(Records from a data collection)
------------------------------------------------

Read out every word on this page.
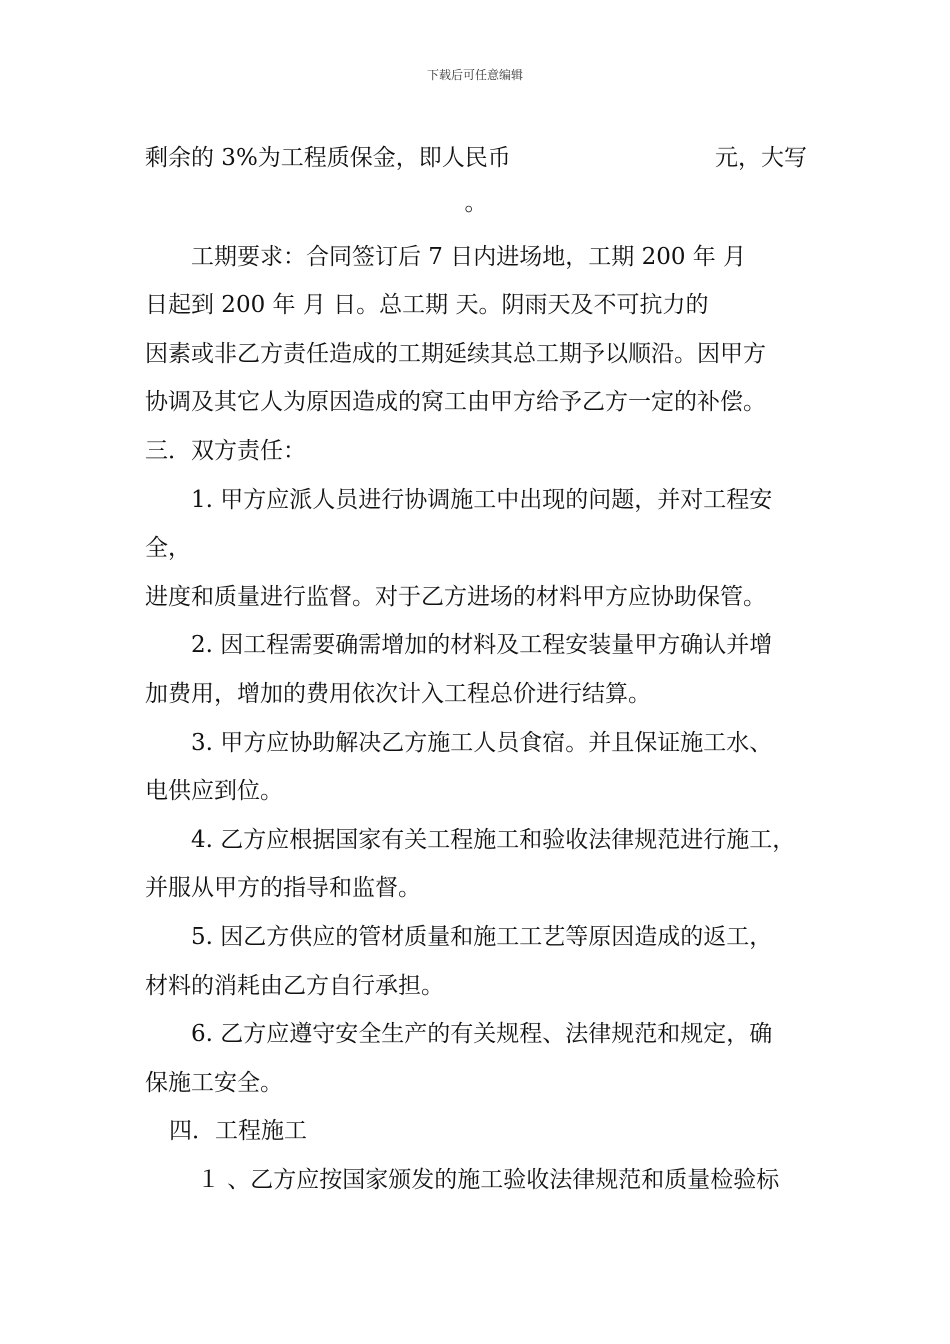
下载后可任意编辑

剩余的 3%为工程质保金，即人民币	元，大写

。

工期要求：合同签订后 7 日内进场地，工期 200 年 月

日起到 200 年 月 日。总工期 天。阴雨天及不可抗力的

因素或非乙方责任造成的工期延续其总工期予以顺沿。因甲方

协调及其它人为原因造成的窝工由甲方给予乙方一定的补偿。

三．双方责任：

1. 甲方应派人员进行协调施工中出现的问题，并对工程安

全，

进度和质量进行监督。对于乙方进场的材料甲方应协助保管。

2. 因工程需要确需增加的材料及工程安装量甲方确认并增

加费用，增加的费用依次计入工程总价进行结算。

3. 甲方应协助解决乙方施工人员食宿。并且保证施工水、

电供应到位。

4. 乙方应根据国家有关工程施工和验收法律规范进行施工，

并服从甲方的指导和监督。

5. 因乙方供应的管材质量和施工工艺等原因造成的返工，

材料的消耗由乙方自行承担。

6. 乙方应遵守安全生产的有关规程、法律规范和规定，确

保施工安全。

四．工程施工

１ 、乙方应按国家颁发的施工验收法律规范和质量检验标
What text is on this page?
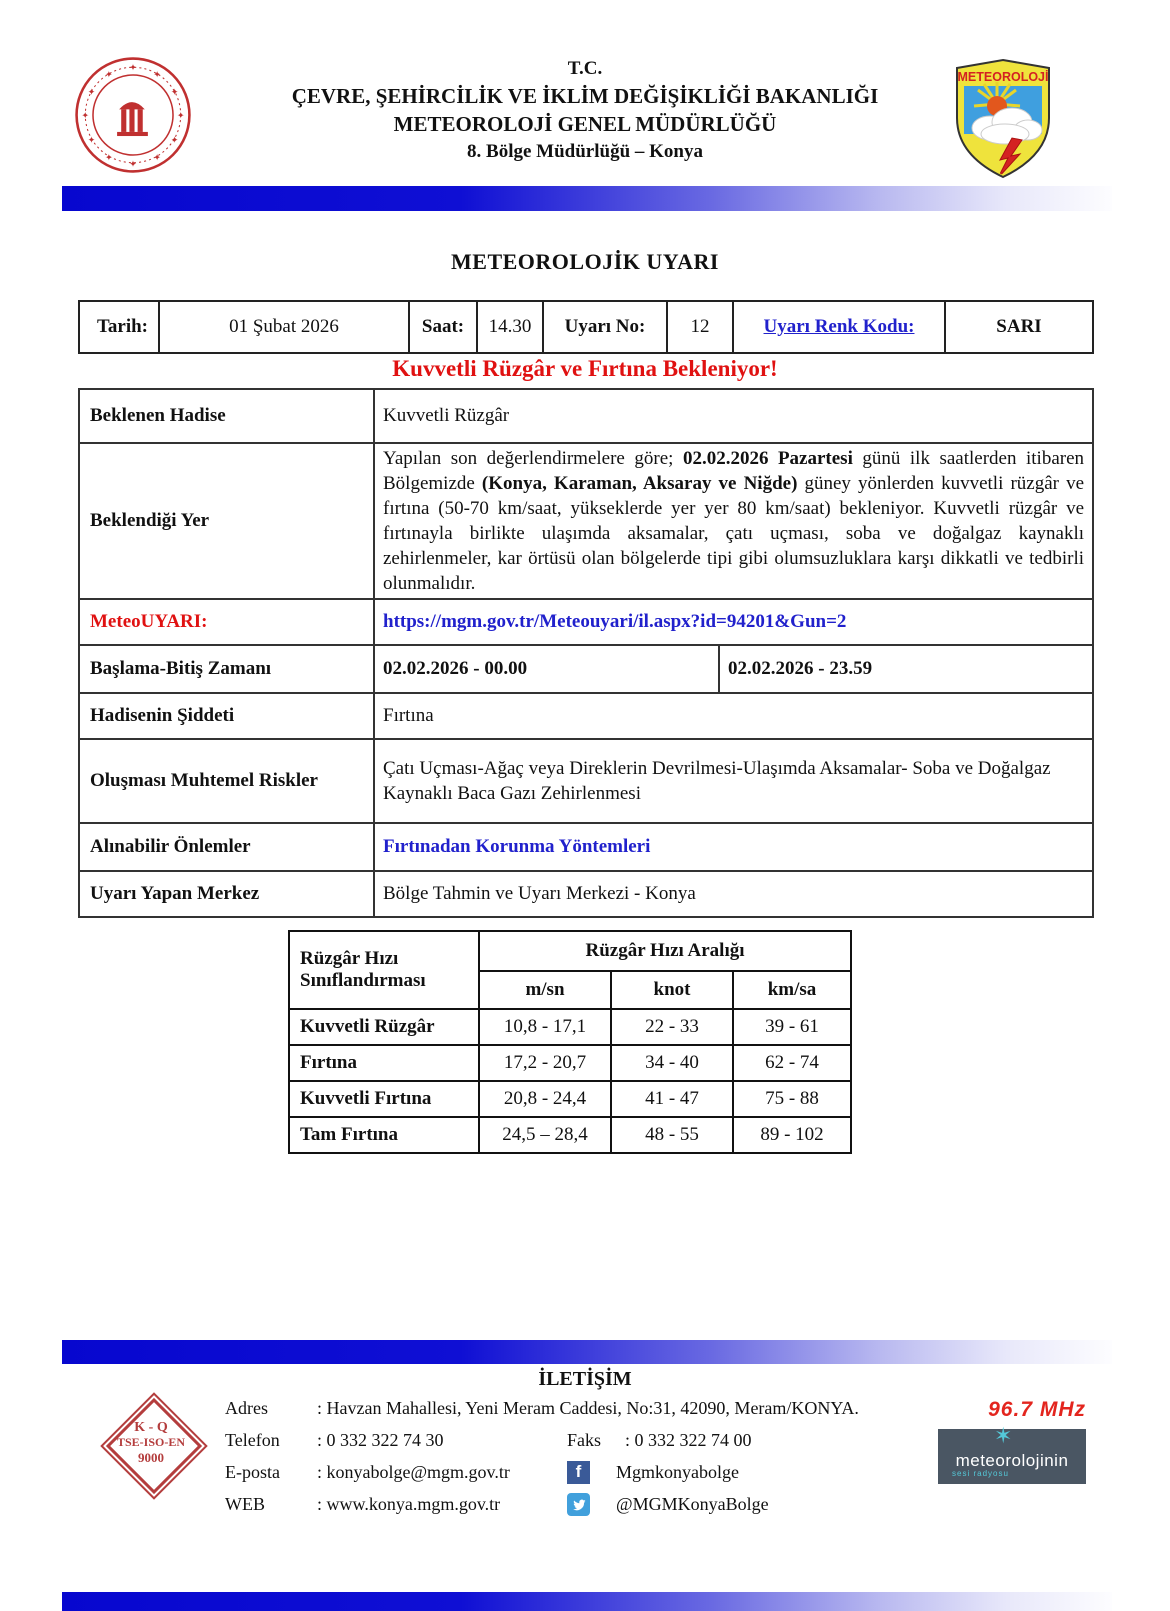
✦
✦
✦
✦
✦
✦
✦
✦
✦
✦
✦
✦
T.C.
ÇEVRE, ŞEHİRCİLİK VE İKLİM DEĞİŞİKLİĞİ BAKANLIĞI
METEOROLOJİ GENEL MÜDÜRLÜĞÜ
8. Bölge Müdürlüğü – Konya
METEOROLOJİ
METEOROLOJİK UYARI
Tarih:	01 Şubat 2026	Saat:	14.30	Uyarı No:	12	Uyarı Renk Kodu:	SARI
Kuvvetli Rüzgâr ve Fırtına Bekleniyor!
Beklenen Hadise	Kuvvetli Rüzgâr	
Beklendiği Yer	Yapılan son değerlendirmelere göre; 02.02.2026 Pazartesi günü ilk saatlerden itibaren Bölgemizde (Konya, Karaman, Aksaray ve Niğde) güney yönlerden kuvvetli rüzgâr ve fırtına (50-70 km/saat, yükseklerde yer yer 80 km/saat) bekleniyor. Kuvvetli rüzgâr ve fırtınayla birlikte ulaşımda aksamalar, çatı uçması, soba ve doğalgaz kaynaklı zehirlenmeler, kar örtüsü olan bölgelerde tipi gibi olumsuzluklara karşı dikkatli ve tedbirli olunmalıdır.	
MeteoUYARI:	https://mgm.gov.tr/Meteouyari/il.aspx?id=94201&Gun=2	
Başlama-Bitiş Zamanı	02.02.2026 - 00.00	02.02.2026 - 23.59
Hadisenin Şiddeti	Fırtına	
Oluşması Muhtemel Riskler	Çatı Uçması-Ağaç veya Direklerin Devrilmesi-Ulaşımda Aksamalar- Soba ve Doğalgaz Kaynaklı Baca Gazı Zehirlenmesi	
Alınabilir Önlemler	Fırtınadan Korunma Yöntemleri	
Uyarı Yapan Merkez	Bölge Tahmin ve Uyarı Merkezi - Konya	
Rüzgâr Hızı
Sınıflandırması	Rüzgâr Hızı Aralığı		
	m/sn	knot	km/sa
Kuvvetli Rüzgâr	10,8 - 17,1	22 - 33	39 - 61
Fırtına	17,2 - 20,7	34 - 40	62 - 74
Kuvvetli Fırtına	20,8 - 24,4	41 - 47	75 - 88
Tam Fırtına	24,5 – 28,4	48 - 55	89 - 102
İLETİŞİM
Adres	: Havzan Mahallesi, Yeni Meram Caddesi, No:31, 42090, Meram/KONYA.
Telefon	: 0 332 322 74 30	Faks	: 0 332 322 74 00
E-posta	: konyabolge@mgm.gov.tr	f	Mgmkonyabolge
WEB	: www.konya.mgm.gov.tr	@MGMKonyaBolge
K - Q
TSE-ISO-EN
9000
96.7 MHz
✶
meteorolojinin
sesi radyosu
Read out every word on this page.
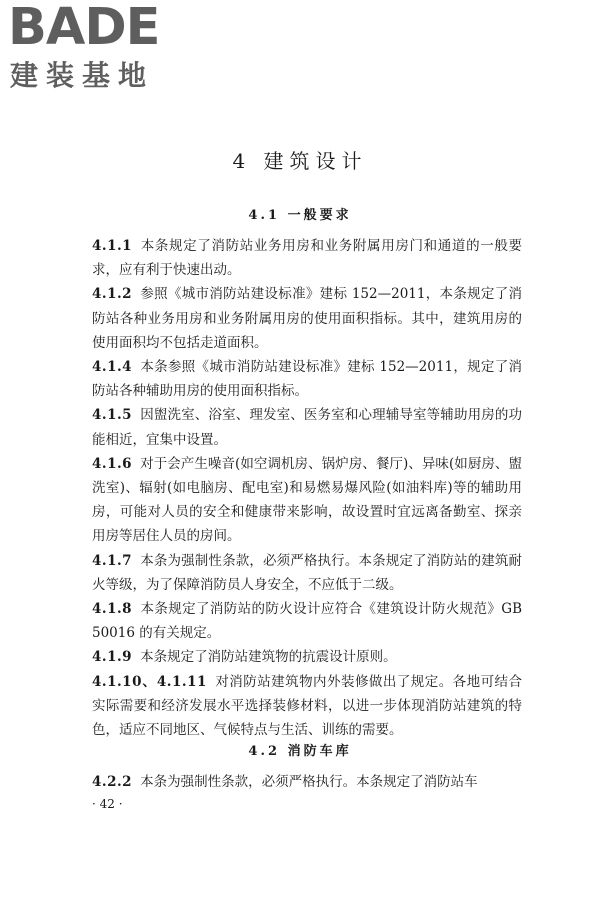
BADE
建装基地
4 建筑设计
4.1 一般要求

4.1.1 本条规定了消防站业务用房和业务附属用房门和通道的一般要求，应有利于快速出动。

4.1.2 参照《城市消防站建设标准》建标 152—2011，本条规定了消防站各种业务用房和业务附属用房的使用面积指标。其中，建筑用房的使用面积均不包括走道面积。

4.1.4 本条参照《城市消防站建设标准》建标 152—2011，规定了消防站各种辅助用房的使用面积指标。

4.1.5 因盥洗室、浴室、理发室、医务室和心理辅导室等辅助用房的功能相近，宜集中设置。

4.1.6 对于会产生噪音(如空调机房、锅炉房、餐厅)、异味(如厨房、盥洗室)、辐射(如电脑房、配电室)和易燃易爆风险(如油料库)等的辅助用房，可能对人员的安全和健康带来影响，故设置时宜远离备勤室、探亲用房等居住人员的房间。

4.1.7 本条为强制性条款，必须严格执行。本条规定了消防站的建筑耐火等级，为了保障消防员人身安全，不应低于二级。

4.1.8 本条规定了消防站的防火设计应符合《建筑设计防火规范》GB 50016 的有关规定。

4.1.9 本条规定了消防站建筑物的抗震设计原则。

4.1.10、4.1.11 对消防站建筑物内外装修做出了规定。各地可结合实际需要和经济发展水平选择装修材料，以进一步体现消防站建筑的特色，适应不同地区、气候特点与生活、训练的需要。

4.2 消防车库

4.2.2 本条为强制性条款，必须严格执行。本条规定了消防站车

· 42 ·
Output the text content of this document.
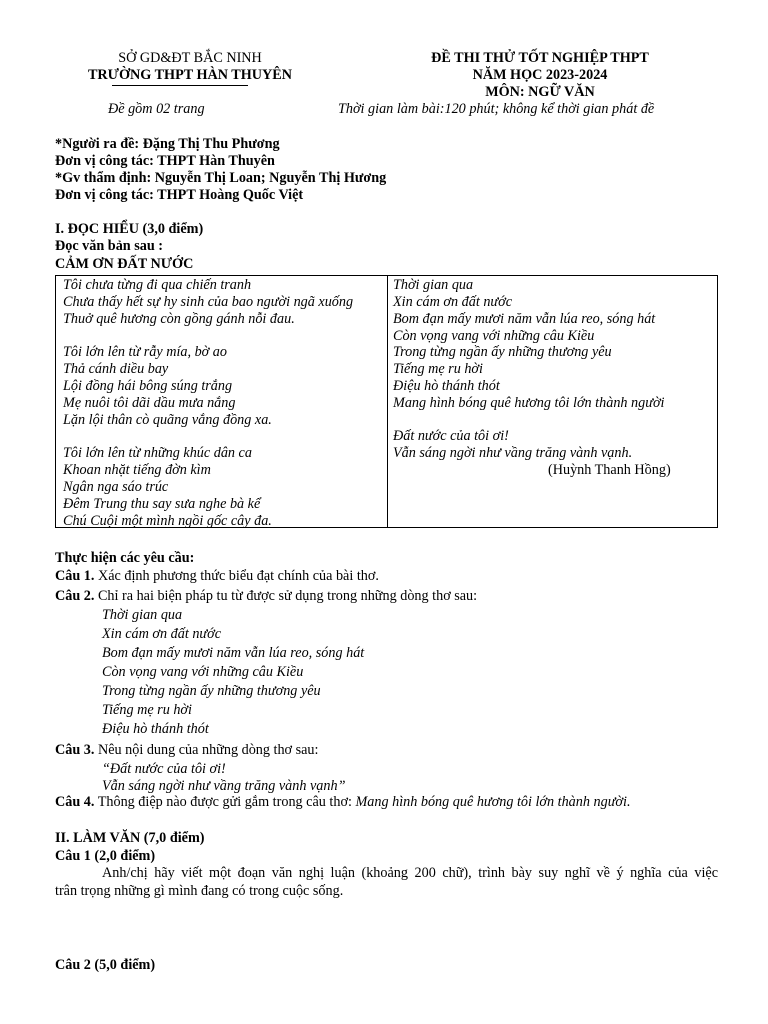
SỞ GD&ĐT BẮC NINH
TRƯỜNG THPT HÀN THUYÊN
Đề gồm 02 trang
ĐỀ THI THỬ TỐT NGHIỆP THPT
NĂM HỌC 2023-2024
MÔN: NGỮ VĂN
Thời gian làm bài:120 phút; không kể thời gian phát đề
*Người ra đề: Đặng Thị Thu Phương
Đơn vị công tác: THPT Hàn Thuyên
*Gv thẩm định: Nguyễn Thị Loan; Nguyễn Thị Hương
Đơn vị công tác: THPT Hoàng Quốc Việt
I. ĐỌC HIỂU (3,0 điểm)
Đọc văn bản sau :
CẢM ƠN ĐẤT NƯỚC
Tôi chưa từng đi qua chiến tranh
Chưa thấy hết sự hy sinh của bao người ngã xuống
Thuở quê hương còn gồng gánh nỗi đau.
Tôi lớn lên từ rẫy mía, bờ ao
Thả cánh diều bay
Lội đồng hái bông súng trắng
Mẹ nuôi tôi dãi dầu mưa nắng
Lặn lội thân cò quãng vắng đồng xa.
Tôi lớn lên từ những khúc dân ca
Khoan nhặt tiếng đờn kìm
Ngân nga sáo trúc
Đêm Trung thu say sưa nghe bà kể
Chú Cuội một mình ngồi gốc cây đa.
Thời gian qua
Xin cám ơn đất nước
Bom đạn mấy mươi năm vẫn lúa reo, sóng hát
Còn vọng vang với những câu Kiều
Trong từng ngần ấy những thương yêu
Tiếng mẹ ru hời
Điệu hò thánh thót
Mang hình bóng quê hương tôi lớn thành người
Đất nước của tôi ơi!
Vẫn sáng ngời như vầng trăng vành vạnh.
(Huỳnh Thanh Hồng)
Thực hiện các yêu cầu:
Câu 1. Xác định phương thức biểu đạt chính của bài thơ.
Câu 2. Chỉ ra hai biện pháp tu từ được sử dụng trong những dòng thơ sau:
Thời gian qua
Xin cám ơn đất nước
Bom đạn mấy mươi năm vẫn lúa reo, sóng hát
Còn vọng vang với những câu Kiều
Trong từng ngần ấy những thương yêu
Tiếng mẹ ru hời
Điệu hò thánh thót
Câu 3. Nêu nội dung của những dòng thơ sau:
“Đất nước của tôi ơi!
Vẫn sáng ngời như vầng trăng vành vạnh”
Câu 4. Thông điệp nào được gửi gắm trong câu thơ: Mang hình bóng quê hương tôi lớn thành người.
II. LÀM VĂN (7,0 điểm)
Câu 1 (2,0 điểm)
Anh/chị hãy viết một đoạn văn nghị luận (khoảng 200 chữ), trình bày suy nghĩ về ý nghĩa của việc
trân trọng những gì mình đang có trong cuộc sống.
Câu 2 (5,0 điểm)
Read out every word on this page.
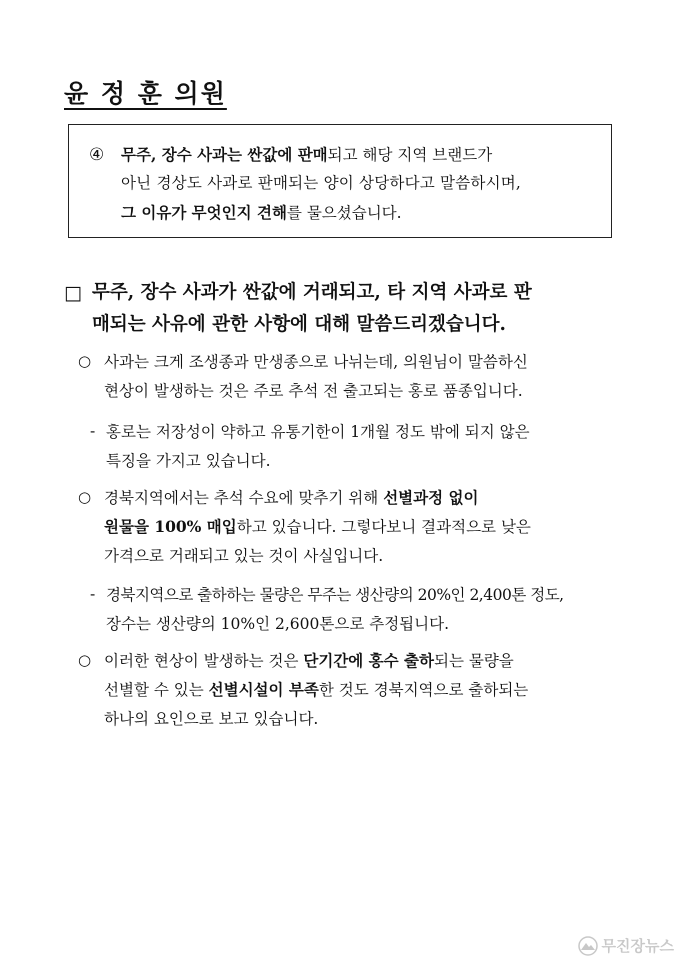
윤 정 훈 의원
④ 무주, 장수 사과는 싼값에 판매되고 해당 지역 브랜드가
아닌 경상도 사과로 판매되는 양이 상당하다고 말씀하시며,
그 이유가 무엇인지 견해를 물으셨습니다.
□ 무주, 장수 사과가 싼값에 거래되고, 타 지역 사과로 판
매되는 사유에 관한 사항에 대해 말씀드리겠습니다.
○ 사과는 크게 조생종과 만생종으로 나뉘는데, 의원님이 말씀하신
현상이 발생하는 것은 주로 추석 전 출고되는 홍로 품종입니다.
- 홍로는 저장성이 약하고 유통기한이 1개월 정도 밖에 되지 않은
특징을 가지고 있습니다.
○ 경북지역에서는 추석 수요에 맞추기 위해 선별과정 없이
원물을 100% 매입하고 있습니다. 그렇다보니 결과적으로 낮은
가격으로 거래되고 있는 것이 사실입니다.
- 경북지역으로 출하하는 물량은 무주는 생산량의 20%인 2,400톤 정도,
장수는 생산량의 10%인 2,600톤으로 추정됩니다.
○ 이러한 현상이 발생하는 것은 단기간에 홍수 출하되는 물량을
선별할 수 있는 선별시설이 부족한 것도 경북지역으로 출하되는
하나의 요인으로 보고 있습니다.
무진장뉴스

------------------------------------------------

▶ Required task: Among the lines of the data, identify those with the word "必须严格执行". Copy each of them.

▶ Task solution:
4.1.7 本条为强制性条款，必须严格执行。本条规定了消防站的建筑耐火等级，为了保障消防员人身安全，不应低于二级。
4.2.2 本条为强制性条款，必须严格执行。本条规定了消防站车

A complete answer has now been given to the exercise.